- Text passage -
━━━━━━

Two More Reasons Why Getting Old Sucks

Well, this is depressing. A new Australian-led study has found that aging has a detrimental affect on rational decision-making with people over the age of 65 incapable of making consistent choices during testing. In a separate, unrelated study, researchers in Sweden found that middle-aged people who deal with lots of stress are more likely to develop dementia in late life. Enjoy your youth while it lasts, kids.

Old person picture from Shutterstock

According to a new study published in the Proceedings of the National Academy of Sciences [PNAS], the ability to make rational choices recedes with age, similar to other age-related declines such as cognitive ability. To test their theory, researchers analysed the decision-making abilities of 135 participants aged between 12 and 90. The study focused on choice consistency, rationality, and the individuals’ preferences for known and unknown risks.

The study found that participants aged 65 years and over made strikingly inconsistent choices on a regular basis compared with their younger counterparts, which suggests a loss in the ability to make rational decisions.

“We found that even the healthiest of elders show profoundly compromised decision making, and that risk attitudes show systematic changes across the life span that have important policy implications,” the report concludes.

In more bad news for oldies, a study from the Institute of Neuroscience and Physiolog at Gothenburg University in Sweden has found that coping with a lot of stress in middle age may boost the risk of developing dementia in late life.

━━━━━━

Collection entries:
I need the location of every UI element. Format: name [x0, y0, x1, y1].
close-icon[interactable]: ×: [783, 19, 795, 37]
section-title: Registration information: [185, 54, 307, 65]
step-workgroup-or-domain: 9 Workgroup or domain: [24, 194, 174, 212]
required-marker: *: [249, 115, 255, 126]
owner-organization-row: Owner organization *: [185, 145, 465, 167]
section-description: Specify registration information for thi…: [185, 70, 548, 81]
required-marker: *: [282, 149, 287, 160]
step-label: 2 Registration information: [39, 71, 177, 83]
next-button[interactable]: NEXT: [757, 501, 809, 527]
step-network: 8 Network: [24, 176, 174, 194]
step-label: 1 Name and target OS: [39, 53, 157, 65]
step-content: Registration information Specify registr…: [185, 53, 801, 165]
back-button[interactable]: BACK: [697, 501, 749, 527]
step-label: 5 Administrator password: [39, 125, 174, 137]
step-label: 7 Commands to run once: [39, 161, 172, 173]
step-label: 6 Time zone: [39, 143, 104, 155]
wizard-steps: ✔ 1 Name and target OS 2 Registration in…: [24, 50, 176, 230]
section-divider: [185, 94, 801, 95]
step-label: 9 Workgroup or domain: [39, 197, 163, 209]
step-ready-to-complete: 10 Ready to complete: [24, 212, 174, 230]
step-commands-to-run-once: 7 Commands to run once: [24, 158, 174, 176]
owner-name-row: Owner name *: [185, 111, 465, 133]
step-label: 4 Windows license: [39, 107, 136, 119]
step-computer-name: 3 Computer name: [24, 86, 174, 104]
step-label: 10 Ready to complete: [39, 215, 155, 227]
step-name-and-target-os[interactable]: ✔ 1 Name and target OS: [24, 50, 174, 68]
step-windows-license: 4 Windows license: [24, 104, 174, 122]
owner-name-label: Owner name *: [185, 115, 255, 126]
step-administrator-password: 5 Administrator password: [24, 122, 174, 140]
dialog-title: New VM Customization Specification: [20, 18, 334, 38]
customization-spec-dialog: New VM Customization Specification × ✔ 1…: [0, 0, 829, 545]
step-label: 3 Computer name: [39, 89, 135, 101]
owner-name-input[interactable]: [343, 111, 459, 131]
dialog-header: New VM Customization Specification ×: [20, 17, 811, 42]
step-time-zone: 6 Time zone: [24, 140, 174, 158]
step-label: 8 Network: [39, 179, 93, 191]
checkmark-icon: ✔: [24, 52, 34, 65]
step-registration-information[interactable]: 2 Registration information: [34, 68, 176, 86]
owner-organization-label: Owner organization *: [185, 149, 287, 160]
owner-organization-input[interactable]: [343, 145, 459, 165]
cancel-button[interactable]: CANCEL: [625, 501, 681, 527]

━━━━━━

- Prompt 1 -
Repeat the passage of the aging article between "Old person picture" and "and unknown risks.", inclusive.
- Prompt 2 -
Carry on the article about the aging studies from the point where it stops.

- Exercise result 1 -
Old person picture from Shutterstock

According to a new study published in the Proceedings of the National Academy of Sciences [PNAS], the ability to make rational choices recedes with age, similar to other age-related declines such as cognitive ability. To test their theory, researchers analysed the decision-making abilities of 135 participants aged between 12 and 90. The study focused on choice consistency, rationality, and the individuals’ preferences for known and unknown risks.

- Exercise result 2 -
The study involved a cohort of 800 women who were systematically selected for a psychiatric examination in 1968 with a focus on common psychosocial stressors such as divorce, widowhood, work problems and illness in a relative. The women were re-examined in 1974, 1980, 1992, 2000 and 2005.

Between 1968 and 2006, around 20 percent of surviving participants had developed dementia, 104 of whom developed Alzheimer’s disease. The researchers conclude that stress may cause a number of physiological reactions in the central nervous, endocrine, immune and cardiovascular systems:

Psychosocial stressors in midlife were associated with incidence of AD and long-standing distress, over several decades. This suggests that common psychosocial stressors may have severe and long-standing physiological and psychological consequences.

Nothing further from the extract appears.